Extract every record, keeping each one exactly as it is.

Collection entries

=-=-=

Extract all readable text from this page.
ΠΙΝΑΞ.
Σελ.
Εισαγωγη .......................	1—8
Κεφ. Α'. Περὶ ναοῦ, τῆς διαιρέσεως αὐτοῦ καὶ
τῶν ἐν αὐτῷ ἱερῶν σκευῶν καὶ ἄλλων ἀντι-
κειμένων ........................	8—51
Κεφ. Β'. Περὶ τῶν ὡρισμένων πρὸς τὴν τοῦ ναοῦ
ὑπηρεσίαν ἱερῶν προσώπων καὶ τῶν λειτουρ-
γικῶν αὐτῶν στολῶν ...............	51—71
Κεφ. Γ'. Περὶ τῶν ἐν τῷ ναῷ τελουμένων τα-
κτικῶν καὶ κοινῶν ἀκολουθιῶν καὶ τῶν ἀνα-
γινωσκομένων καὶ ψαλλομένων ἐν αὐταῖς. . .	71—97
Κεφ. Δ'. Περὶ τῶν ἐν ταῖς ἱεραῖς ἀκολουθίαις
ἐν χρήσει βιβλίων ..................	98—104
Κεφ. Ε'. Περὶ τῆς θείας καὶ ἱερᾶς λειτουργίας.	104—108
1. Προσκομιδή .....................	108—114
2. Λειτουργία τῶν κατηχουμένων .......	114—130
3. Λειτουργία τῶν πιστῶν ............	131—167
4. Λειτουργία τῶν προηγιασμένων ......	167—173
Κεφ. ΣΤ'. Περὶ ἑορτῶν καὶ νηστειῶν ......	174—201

=-=-=

> [Exercise response]:
Extract all readable text from this page.
ΠΙΝΑΞ.
Σελ.
Εισαγωγη .......................	1—8
Κεφ. Α'. Περὶ ναοῦ, τῆς διαιρέσεως αὐτοῦ καὶ
τῶν ἐν αὐτῷ ἱερῶν σκευῶν καὶ ἄλλων ἀντι-
κειμένων ........................	8—51
Κεφ. Β'. Περὶ τῶν ὡρισμένων πρὸς τὴν τοῦ ναοῦ
ὑπηρεσίαν ἱερῶν προσώπων καὶ τῶν λειτουρ-
γικῶν αὐτῶν στολῶν ...............	51—71
Κεφ. Γ'. Περὶ τῶν ἐν τῷ ναῷ τελουμένων τα-
κτικῶν καὶ κοινῶν ἀκολουθιῶν καὶ τῶν ἀνα-
γινωσκομένων καὶ ψαλλομένων ἐν αὐταῖς. . .	71—97
Κεφ. Δ'. Περὶ τῶν ἐν ταῖς ἱεραῖς ἀκολουθίαις
ἐν χρήσει βιβλίων ..................	98—104
Κεφ. Ε'. Περὶ τῆς θείας καὶ ἱερᾶς λειτουργίας.	104—108
1. Προσκομιδή .....................	108—114
2. Λειτουργία τῶν κατηχουμένων .......	114—130
3. Λειτουργία τῶν πιστῶν ............	131—167
4. Λειτουργία τῶν προηγιασμένων ......	167—173
Κεφ. ΣΤ'. Περὶ ἑορτῶν καὶ νηστειῶν ......	174—201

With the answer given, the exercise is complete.